* **OBJECTIVE**: Write out the listing beneath this instruction in its entirety, exactly as it reads.

-=-=-=-=-

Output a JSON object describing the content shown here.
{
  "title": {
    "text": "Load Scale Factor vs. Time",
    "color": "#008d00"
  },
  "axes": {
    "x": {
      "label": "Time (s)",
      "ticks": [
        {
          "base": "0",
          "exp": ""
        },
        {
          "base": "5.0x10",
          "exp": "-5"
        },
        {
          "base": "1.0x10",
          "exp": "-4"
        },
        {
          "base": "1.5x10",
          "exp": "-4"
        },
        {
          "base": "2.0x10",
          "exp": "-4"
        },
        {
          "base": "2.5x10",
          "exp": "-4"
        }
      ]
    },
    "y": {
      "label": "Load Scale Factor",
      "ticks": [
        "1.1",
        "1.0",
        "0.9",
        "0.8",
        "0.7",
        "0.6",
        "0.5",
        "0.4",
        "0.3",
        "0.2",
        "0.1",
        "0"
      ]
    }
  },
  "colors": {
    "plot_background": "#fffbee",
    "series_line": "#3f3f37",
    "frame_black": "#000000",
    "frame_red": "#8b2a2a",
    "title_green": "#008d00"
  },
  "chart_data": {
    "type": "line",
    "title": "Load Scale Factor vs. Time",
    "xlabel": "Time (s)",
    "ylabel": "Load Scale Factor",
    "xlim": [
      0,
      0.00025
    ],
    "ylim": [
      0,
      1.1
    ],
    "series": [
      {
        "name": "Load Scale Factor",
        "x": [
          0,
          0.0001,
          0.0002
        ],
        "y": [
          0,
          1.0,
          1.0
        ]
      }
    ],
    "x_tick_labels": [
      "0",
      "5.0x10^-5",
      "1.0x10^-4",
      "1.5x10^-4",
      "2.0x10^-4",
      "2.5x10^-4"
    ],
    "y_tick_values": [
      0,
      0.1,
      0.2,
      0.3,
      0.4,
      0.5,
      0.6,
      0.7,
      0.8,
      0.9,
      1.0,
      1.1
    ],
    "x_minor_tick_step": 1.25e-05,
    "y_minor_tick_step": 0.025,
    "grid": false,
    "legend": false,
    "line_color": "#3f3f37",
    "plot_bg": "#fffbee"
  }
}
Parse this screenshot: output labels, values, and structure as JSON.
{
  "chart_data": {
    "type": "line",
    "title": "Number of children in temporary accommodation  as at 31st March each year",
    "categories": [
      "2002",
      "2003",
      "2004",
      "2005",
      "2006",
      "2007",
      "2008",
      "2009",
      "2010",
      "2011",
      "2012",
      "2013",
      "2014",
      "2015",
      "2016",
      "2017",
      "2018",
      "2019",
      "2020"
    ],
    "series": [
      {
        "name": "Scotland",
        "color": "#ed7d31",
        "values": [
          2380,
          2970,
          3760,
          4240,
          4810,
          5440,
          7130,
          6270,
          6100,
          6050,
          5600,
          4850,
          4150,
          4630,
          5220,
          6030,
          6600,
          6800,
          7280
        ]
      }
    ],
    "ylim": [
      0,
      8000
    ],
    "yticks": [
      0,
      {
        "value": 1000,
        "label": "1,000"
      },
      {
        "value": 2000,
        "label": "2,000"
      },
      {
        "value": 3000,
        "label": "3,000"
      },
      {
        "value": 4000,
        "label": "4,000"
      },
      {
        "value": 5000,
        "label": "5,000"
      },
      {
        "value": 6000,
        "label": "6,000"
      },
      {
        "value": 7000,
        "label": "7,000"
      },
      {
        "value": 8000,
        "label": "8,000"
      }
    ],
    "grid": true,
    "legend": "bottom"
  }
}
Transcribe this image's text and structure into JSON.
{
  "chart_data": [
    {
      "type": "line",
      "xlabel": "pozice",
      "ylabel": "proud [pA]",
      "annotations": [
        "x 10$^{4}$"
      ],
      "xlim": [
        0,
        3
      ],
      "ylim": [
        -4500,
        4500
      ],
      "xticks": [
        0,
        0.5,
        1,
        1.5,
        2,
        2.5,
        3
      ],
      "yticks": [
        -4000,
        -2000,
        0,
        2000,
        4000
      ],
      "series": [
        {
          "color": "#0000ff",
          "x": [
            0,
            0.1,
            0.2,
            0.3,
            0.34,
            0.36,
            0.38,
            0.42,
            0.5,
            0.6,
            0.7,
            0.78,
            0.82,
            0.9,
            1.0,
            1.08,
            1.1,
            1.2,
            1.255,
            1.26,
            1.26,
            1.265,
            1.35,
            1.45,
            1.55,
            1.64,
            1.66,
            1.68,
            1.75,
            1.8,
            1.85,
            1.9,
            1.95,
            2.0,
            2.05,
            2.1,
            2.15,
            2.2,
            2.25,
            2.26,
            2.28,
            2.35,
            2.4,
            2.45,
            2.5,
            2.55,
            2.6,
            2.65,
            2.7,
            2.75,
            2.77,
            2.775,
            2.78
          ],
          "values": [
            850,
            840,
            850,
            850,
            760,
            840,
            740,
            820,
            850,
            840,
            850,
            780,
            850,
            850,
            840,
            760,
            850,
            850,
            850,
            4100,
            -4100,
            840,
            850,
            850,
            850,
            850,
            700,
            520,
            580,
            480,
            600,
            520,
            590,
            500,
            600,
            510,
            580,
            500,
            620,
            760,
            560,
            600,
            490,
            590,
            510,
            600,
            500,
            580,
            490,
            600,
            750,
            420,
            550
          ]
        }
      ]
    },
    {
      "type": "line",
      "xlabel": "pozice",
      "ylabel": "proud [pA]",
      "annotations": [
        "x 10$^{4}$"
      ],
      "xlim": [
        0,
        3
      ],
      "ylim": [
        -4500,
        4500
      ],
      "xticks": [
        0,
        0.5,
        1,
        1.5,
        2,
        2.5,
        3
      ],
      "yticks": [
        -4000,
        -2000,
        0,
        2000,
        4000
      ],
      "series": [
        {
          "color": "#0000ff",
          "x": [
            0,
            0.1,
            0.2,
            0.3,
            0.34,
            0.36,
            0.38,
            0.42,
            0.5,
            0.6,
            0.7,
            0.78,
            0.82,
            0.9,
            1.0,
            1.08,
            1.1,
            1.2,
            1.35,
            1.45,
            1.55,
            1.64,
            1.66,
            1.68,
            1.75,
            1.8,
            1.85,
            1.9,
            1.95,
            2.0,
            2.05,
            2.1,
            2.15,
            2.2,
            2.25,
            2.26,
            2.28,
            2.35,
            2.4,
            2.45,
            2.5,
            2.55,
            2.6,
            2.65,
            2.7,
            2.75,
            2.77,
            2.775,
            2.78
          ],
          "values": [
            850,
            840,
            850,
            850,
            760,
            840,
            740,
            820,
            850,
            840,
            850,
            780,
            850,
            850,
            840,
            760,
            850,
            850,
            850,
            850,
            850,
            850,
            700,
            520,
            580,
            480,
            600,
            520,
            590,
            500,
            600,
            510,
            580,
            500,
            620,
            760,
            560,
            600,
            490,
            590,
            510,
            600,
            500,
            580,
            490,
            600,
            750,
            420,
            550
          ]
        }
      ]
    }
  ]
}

-=-=-=-=-

* **EXERCISE OUTPUT**:
Output a JSON object describing the content shown here.
{
  "title": {
    "text": "Load Scale Factor vs. Time",
    "color": "#008d00"
  },
  "axes": {
    "x": {
      "label": "Time (s)",
      "ticks": [
        {
          "base": "0",
          "exp": ""
        },
        {
          "base": "5.0x10",
          "exp": "-5"
        },
        {
          "base": "1.0x10",
          "exp": "-4"
        },
        {
          "base": "1.5x10",
          "exp": "-4"
        },
        {
          "base": "2.0x10",
          "exp": "-4"
        },
        {
          "base": "2.5x10",
          "exp": "-4"
        }
      ]
    },
    "y": {
      "label": "Load Scale Factor",
      "ticks": [
        "1.1",
        "1.0",
        "0.9",
        "0.8",
        "0.7",
        "0.6",
        "0.5",
        "0.4",
        "0.3",
        "0.2",
        "0.1",
        "0"
      ]
    }
  },
  "colors": {
    "plot_background": "#fffbee",
    "series_line": "#3f3f37",
    "frame_black": "#000000",
    "frame_red": "#8b2a2a",
    "title_green": "#008d00"
  },
  "chart_data": {
    "type": "line",
    "title": "Load Scale Factor vs. Time",
    "xlabel": "Time (s)",
    "ylabel": "Load Scale Factor",
    "xlim": [
      0,
      0.00025
    ],
    "ylim": [
      0,
      1.1
    ],
    "series": [
      {
        "name": "Load Scale Factor",
        "x": [
          0,
          0.0001,
          0.0002
        ],
        "y": [
          0,
          1.0,
          1.0
        ]
      }
    ],
    "x_tick_labels": [
      "0",
      "5.0x10^-5",
      "1.0x10^-4",
      "1.5x10^-4",
      "2.0x10^-4",
      "2.5x10^-4"
    ],
    "y_tick_values": [
      0,
      0.1,
      0.2,
      0.3,
      0.4,
      0.5,
      0.6,
      0.7,
      0.8,
      0.9,
      1.0,
      1.1
    ],
    "x_minor_tick_step": 1.25e-05,
    "y_minor_tick_step": 0.025,
    "grid": false,
    "legend": false,
    "line_color": "#3f3f37",
    "plot_bg": "#fffbee"
  }
}
Parse this screenshot: output labels, values, and structure as JSON.
{
  "chart_data": {
    "type": "line",
    "title": "Number of children in temporary accommodation  as at 31st March each year",
    "categories": [
      "2002",
      "2003",
      "2004",
      "2005",
      "2006",
      "2007",
      "2008",
      "2009",
      "2010",
      "2011",
      "2012",
      "2013",
      "2014",
      "2015",
      "2016",
      "2017",
      "2018",
      "2019",
      "2020"
    ],
    "series": [
      {
        "name": "Scotland",
        "color": "#ed7d31",
        "values": [
          2380,
          2970,
          3760,
          4240,
          4810,
          5440,
          7130,
          6270,
          6100,
          6050,
          5600,
          4850,
          4150,
          4630,
          5220,
          6030,
          6600,
          6800,
          7280
        ]
      }
    ],
    "ylim": [
      0,
      8000
    ],
    "yticks": [
      0,
      {
        "value": 1000,
        "label": "1,000"
      },
      {
        "value": 2000,
        "label": "2,000"
      },
      {
        "value": 3000,
        "label": "3,000"
      },
      {
        "value": 4000,
        "label": "4,000"
      },
      {
        "value": 5000,
        "label": "5,000"
      },
      {
        "value": 6000,
        "label": "6,000"
      },
      {
        "value": 7000,
        "label": "7,000"
      },
      {
        "value": 8000,
        "label": "8,000"
      }
    ],
    "grid": true,
    "legend": "bottom"
  }
}
Transcribe this image's text and structure into JSON.
{
  "chart_data": [
    {
      "type": "line",
      "xlabel": "pozice",
      "ylabel": "proud [pA]",
      "annotations": [
        "x 10$^{4}$"
      ],
      "xlim": [
        0,
        3
      ],
      "ylim": [
        -4500,
        4500
      ],
      "xticks": [
        0,
        0.5,
        1,
        1.5,
        2,
        2.5,
        3
      ],
      "yticks": [
        -4000,
        -2000,
        0,
        2000,
        4000
      ],
      "series": [
        {
          "color": "#0000ff",
          "x": [
            0,
            0.1,
            0.2,
            0.3,
            0.34,
            0.36,
            0.38,
            0.42,
            0.5,
            0.6,
            0.7,
            0.78,
            0.82,
            0.9,
            1.0,
            1.08,
            1.1,
            1.2,
            1.255,
            1.26,
            1.26,
            1.265,
            1.35,
            1.45,
            1.55,
            1.64,
            1.66,
            1.68,
            1.75,
            1.8,
            1.85,
            1.9,
            1.95,
            2.0,
            2.05,
            2.1,
            2.15,
            2.2,
            2.25,
            2.26,
            2.28,
            2.35,
            2.4,
            2.45,
            2.5,
            2.55,
            2.6,
            2.65,
            2.7,
            2.75,
            2.77,
            2.775,
            2.78
          ],
          "values": [
            850,
            840,
            850,
            850,
            760,
            840,
            740,
            820,
            850,
            840,
            850,
            780,
            850,
            850,
            840,
            760,
            850,
            850,
            850,
            4100,
            -4100,
            840,
            850,
            850,
            850,
            850,
            700,
            520,
            580,
            480,
            600,
            520,
            590,
            500,
            600,
            510,
            580,
            500,
            620,
            760,
            560,
            600,
            490,
            590,
            510,
            600,
            500,
            580,
            490,
            600,
            750,
            420,
            550
          ]
        }
      ]
    },
    {
      "type": "line",
      "xlabel": "pozice",
      "ylabel": "proud [pA]",
      "annotations": [
        "x 10$^{4}$"
      ],
      "xlim": [
        0,
        3
      ],
      "ylim": [
        -4500,
        4500
      ],
      "xticks": [
        0,
        0.5,
        1,
        1.5,
        2,
        2.5,
        3
      ],
      "yticks": [
        -4000,
        -2000,
        0,
        2000,
        4000
      ],
      "series": [
        {
          "color": "#0000ff",
          "x": [
            0,
            0.1,
            0.2,
            0.3,
            0.34,
            0.36,
            0.38,
            0.42,
            0.5,
            0.6,
            0.7,
            0.78,
            0.82,
            0.9,
            1.0,
            1.08,
            1.1,
            1.2,
            1.35,
            1.45,
            1.55,
            1.64,
            1.66,
            1.68,
            1.75,
            1.8,
            1.85,
            1.9,
            1.95,
            2.0,
            2.05,
            2.1,
            2.15,
            2.2,
            2.25,
            2.26,
            2.28,
            2.35,
            2.4,
            2.45,
            2.5,
            2.55,
            2.6,
            2.65,
            2.7,
            2.75,
            2.77,
            2.775,
            2.78
          ],
          "values": [
            850,
            840,
            850,
            850,
            760,
            840,
            740,
            820,
            850,
            840,
            850,
            780,
            850,
            850,
            840,
            760,
            850,
            850,
            850,
            850,
            850,
            850,
            700,
            520,
            580,
            480,
            600,
            520,
            590,
            500,
            600,
            510,
            580,
            500,
            620,
            760,
            560,
            600,
            490,
            590,
            510,
            600,
            500,
            580,
            490,
            600,
            750,
            420,
            550
          ]
        }
      ]
    }
  ]
}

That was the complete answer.